#### [REQUIREMENTS]
Filter these entries so that only lines with the word "description" remain.

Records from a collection
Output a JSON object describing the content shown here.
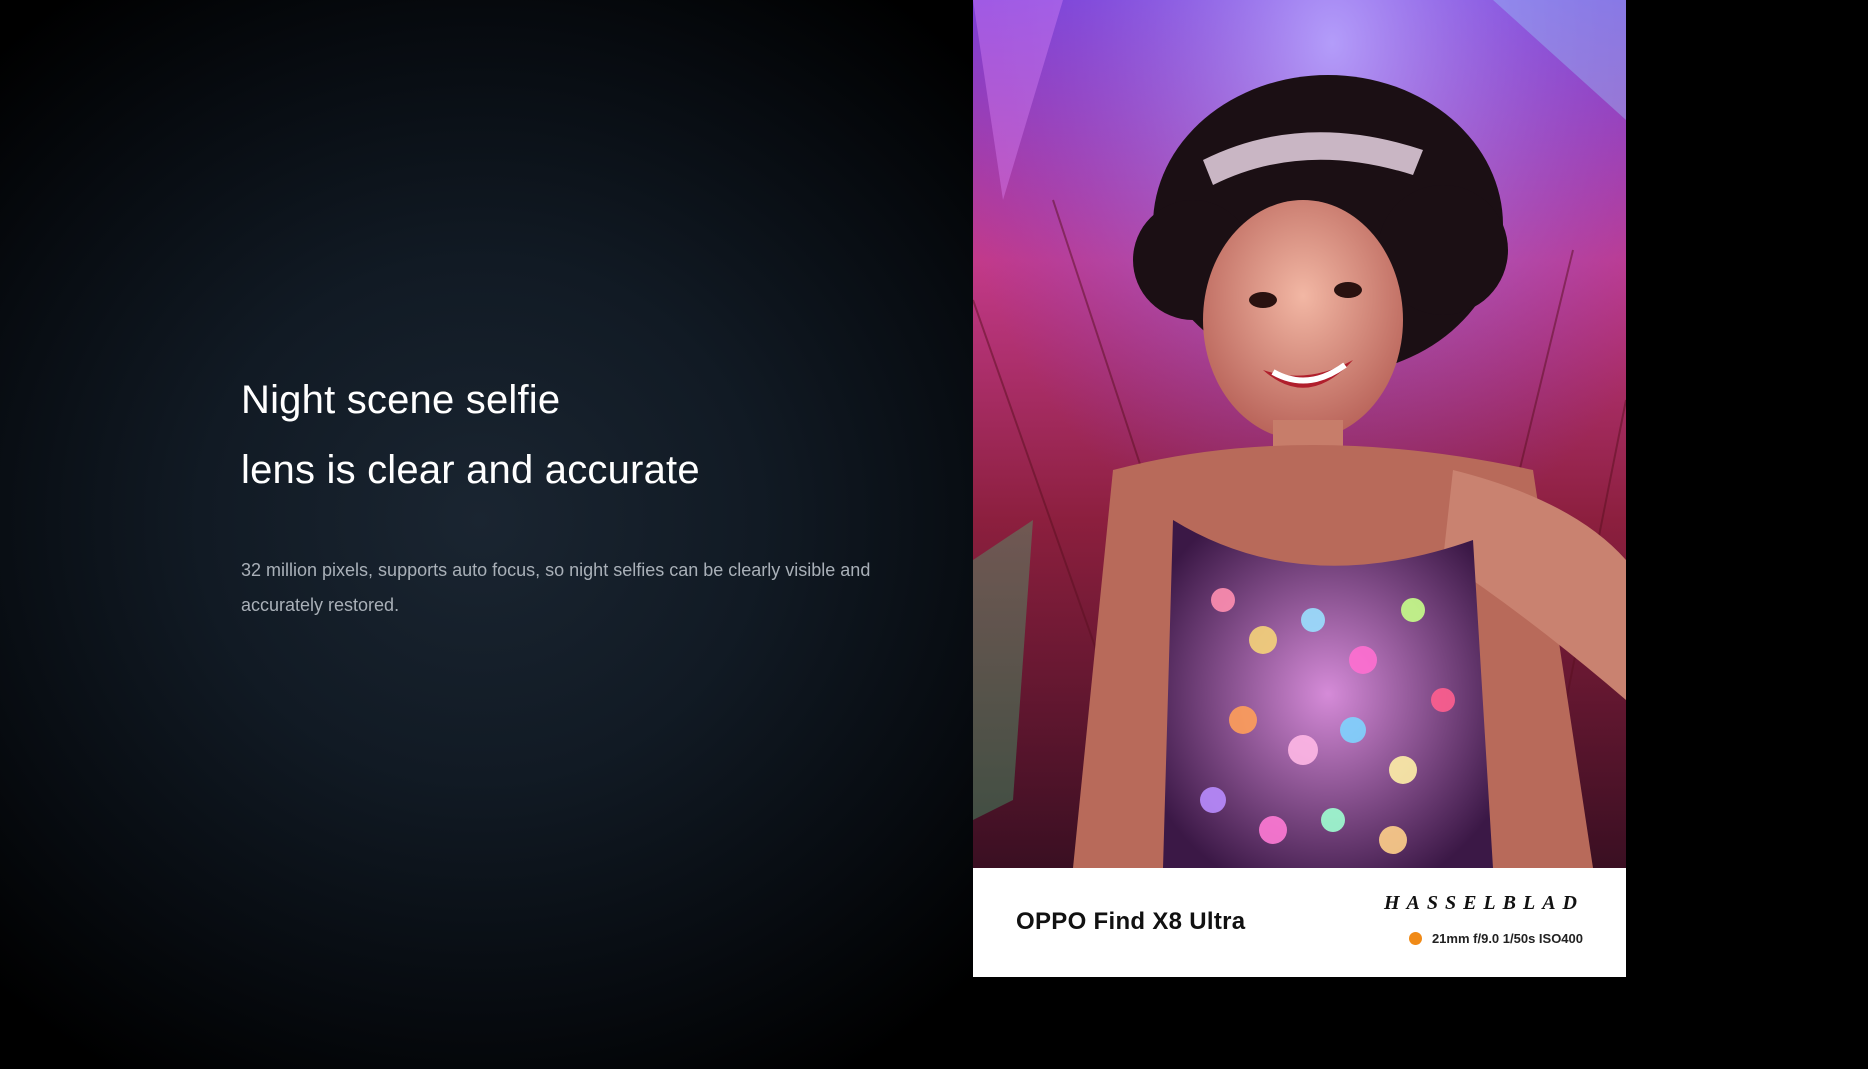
{
  "section": {
    "headline_line1": "Night scene selfie",
    "headline_line2": "lens is clear and accurate",
    "description": "32 million pixels, supports auto focus, so night selfies can be clearly visible and accurately restored."
  },
  "photo_card": {
    "model": "OPPO Find X8 Ultra",
    "brand": "HASSELBLAD",
    "specs": "21mm  f/9.0  1/50s  ISO400",
    "dot_color": "#f08a17"
  },
  "colors": {
    "background": "#000000",
    "headline": "#ffffff",
    "description": "#a9b0b8"
  }
}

#### [EXERCISE RESPONSE]
    "description": "32 million pixels, supports auto focus, so night selfies can be clearly visible and accurately restored."
    "description": "#a9b0b8"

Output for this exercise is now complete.